Task details: From the listing below, extract every line containing "haue".

Data for the task:
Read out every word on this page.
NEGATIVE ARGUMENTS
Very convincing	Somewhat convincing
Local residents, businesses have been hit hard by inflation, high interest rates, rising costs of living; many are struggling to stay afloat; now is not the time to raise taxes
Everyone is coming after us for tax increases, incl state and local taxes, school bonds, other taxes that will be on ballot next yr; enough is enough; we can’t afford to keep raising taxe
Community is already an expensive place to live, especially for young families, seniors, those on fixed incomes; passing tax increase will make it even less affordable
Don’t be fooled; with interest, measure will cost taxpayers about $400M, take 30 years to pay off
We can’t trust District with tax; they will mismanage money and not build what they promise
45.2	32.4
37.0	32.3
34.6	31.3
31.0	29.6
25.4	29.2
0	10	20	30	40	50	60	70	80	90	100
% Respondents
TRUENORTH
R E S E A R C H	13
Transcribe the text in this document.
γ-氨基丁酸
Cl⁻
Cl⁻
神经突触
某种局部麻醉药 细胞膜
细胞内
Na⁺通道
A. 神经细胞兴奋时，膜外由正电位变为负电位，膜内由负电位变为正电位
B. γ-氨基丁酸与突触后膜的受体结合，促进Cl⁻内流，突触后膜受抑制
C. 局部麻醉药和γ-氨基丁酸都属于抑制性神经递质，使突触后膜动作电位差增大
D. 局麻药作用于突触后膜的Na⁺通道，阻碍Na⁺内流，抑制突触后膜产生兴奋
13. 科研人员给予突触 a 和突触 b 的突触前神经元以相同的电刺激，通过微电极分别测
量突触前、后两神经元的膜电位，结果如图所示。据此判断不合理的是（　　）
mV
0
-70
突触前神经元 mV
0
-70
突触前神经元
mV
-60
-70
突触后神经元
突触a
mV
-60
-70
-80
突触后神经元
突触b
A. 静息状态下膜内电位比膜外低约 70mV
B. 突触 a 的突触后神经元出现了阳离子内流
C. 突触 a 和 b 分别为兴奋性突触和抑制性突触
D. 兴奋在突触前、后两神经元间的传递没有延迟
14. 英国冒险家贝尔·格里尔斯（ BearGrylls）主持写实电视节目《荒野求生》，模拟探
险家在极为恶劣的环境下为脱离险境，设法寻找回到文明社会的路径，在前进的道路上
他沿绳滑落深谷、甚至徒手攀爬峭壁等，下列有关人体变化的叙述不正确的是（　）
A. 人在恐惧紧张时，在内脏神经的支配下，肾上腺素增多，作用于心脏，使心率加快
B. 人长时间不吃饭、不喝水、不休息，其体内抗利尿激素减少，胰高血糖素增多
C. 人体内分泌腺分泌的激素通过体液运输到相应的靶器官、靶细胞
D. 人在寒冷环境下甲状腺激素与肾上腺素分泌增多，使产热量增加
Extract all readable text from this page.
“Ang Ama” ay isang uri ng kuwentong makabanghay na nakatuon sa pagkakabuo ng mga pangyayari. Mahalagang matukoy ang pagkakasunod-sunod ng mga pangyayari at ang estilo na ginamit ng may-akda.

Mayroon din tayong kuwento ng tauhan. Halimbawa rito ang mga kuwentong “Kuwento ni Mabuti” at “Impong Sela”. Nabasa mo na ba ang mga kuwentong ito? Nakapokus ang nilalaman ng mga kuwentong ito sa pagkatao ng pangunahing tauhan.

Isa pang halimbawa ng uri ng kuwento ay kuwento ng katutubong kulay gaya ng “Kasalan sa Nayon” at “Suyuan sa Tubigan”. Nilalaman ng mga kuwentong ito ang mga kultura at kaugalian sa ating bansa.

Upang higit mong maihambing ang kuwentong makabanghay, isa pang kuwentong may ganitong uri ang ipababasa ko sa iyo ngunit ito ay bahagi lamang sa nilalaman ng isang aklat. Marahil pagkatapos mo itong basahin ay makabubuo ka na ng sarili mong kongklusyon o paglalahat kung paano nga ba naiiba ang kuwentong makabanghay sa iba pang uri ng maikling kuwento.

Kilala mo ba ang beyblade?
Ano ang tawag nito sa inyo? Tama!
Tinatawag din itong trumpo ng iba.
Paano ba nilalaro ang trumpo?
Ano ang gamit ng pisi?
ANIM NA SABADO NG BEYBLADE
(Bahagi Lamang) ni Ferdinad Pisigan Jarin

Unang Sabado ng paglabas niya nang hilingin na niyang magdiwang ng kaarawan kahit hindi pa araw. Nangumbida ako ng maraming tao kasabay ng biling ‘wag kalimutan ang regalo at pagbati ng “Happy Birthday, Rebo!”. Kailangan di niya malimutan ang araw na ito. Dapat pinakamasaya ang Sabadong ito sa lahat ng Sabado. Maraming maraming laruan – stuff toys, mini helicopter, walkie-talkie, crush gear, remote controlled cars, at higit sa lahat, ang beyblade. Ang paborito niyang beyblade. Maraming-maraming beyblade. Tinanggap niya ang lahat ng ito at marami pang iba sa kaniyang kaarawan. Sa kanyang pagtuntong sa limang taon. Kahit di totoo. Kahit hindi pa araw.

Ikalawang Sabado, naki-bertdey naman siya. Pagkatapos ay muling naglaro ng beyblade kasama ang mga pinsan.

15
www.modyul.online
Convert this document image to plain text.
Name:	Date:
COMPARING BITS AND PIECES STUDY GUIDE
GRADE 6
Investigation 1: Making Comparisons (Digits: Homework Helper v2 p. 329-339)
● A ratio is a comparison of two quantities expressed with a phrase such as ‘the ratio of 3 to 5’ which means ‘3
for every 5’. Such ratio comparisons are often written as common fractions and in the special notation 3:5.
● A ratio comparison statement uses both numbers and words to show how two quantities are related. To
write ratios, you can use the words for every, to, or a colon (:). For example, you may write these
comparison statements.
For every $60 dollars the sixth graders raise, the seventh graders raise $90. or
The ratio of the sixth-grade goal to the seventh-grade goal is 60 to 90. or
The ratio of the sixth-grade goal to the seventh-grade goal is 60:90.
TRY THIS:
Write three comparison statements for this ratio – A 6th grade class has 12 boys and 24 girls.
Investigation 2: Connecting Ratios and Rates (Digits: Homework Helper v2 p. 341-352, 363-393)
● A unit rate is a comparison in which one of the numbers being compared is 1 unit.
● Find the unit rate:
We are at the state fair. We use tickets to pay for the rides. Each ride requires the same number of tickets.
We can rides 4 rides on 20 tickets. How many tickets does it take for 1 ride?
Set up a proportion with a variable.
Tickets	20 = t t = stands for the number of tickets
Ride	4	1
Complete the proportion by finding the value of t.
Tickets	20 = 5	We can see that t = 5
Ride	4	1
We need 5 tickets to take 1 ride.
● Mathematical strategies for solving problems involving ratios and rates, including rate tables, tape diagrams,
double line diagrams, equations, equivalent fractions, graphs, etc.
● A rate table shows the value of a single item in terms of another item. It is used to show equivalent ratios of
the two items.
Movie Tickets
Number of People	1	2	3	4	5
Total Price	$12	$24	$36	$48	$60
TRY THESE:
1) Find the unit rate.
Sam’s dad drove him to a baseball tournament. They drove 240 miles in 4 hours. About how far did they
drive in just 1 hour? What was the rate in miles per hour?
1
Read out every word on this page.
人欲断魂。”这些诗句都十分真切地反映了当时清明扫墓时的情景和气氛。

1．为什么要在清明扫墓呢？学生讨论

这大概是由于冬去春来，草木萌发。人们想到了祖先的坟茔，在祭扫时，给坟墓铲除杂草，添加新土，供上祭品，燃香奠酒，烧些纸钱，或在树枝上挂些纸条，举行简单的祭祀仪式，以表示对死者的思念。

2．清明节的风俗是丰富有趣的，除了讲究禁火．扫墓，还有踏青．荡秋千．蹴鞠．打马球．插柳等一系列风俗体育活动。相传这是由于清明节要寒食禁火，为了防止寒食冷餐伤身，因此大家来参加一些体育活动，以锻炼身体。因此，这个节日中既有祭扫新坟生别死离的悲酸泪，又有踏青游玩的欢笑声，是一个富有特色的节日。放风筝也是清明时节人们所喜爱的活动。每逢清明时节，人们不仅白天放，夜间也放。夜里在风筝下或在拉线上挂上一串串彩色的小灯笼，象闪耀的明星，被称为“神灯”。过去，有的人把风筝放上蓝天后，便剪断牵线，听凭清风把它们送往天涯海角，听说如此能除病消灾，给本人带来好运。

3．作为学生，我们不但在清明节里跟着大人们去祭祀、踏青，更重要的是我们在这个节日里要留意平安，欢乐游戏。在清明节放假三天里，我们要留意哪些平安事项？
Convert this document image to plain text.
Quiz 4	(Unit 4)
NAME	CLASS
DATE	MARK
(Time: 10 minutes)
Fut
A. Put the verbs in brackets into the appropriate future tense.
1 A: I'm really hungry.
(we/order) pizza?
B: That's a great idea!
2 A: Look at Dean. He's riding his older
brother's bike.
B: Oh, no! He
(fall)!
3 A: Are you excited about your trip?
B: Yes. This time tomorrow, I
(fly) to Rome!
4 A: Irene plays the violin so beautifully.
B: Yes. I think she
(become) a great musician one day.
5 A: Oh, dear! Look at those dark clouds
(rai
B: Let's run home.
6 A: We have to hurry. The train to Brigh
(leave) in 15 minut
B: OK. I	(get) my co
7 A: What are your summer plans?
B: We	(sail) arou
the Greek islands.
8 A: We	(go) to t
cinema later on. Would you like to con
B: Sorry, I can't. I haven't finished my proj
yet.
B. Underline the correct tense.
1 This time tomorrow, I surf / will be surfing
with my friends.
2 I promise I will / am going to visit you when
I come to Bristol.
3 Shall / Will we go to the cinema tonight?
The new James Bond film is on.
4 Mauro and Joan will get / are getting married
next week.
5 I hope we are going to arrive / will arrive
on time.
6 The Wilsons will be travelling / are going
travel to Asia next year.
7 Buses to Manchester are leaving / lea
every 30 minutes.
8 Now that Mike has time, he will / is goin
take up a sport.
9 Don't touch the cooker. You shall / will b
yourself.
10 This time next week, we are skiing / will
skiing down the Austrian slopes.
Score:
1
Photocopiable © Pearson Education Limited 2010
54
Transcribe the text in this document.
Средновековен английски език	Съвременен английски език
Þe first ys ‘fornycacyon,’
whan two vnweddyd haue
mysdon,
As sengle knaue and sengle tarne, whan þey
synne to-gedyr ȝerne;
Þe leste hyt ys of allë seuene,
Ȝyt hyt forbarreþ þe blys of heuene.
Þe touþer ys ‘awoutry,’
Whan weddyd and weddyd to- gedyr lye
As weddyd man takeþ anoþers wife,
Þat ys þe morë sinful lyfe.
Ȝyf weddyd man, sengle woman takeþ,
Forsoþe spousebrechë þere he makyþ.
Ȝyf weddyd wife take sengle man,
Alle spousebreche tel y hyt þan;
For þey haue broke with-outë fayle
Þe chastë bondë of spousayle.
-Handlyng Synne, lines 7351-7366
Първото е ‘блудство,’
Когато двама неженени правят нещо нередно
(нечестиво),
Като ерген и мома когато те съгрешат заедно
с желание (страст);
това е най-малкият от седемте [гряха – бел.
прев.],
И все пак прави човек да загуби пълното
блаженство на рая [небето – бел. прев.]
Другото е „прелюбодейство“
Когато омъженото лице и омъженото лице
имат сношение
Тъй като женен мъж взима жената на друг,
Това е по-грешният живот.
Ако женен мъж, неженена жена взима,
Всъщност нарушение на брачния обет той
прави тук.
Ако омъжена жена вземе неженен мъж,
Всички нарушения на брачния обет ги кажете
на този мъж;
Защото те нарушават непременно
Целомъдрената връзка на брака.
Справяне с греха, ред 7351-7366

Expected answer:
whan two vnweddyd haue
For þey haue broke with-outë fayle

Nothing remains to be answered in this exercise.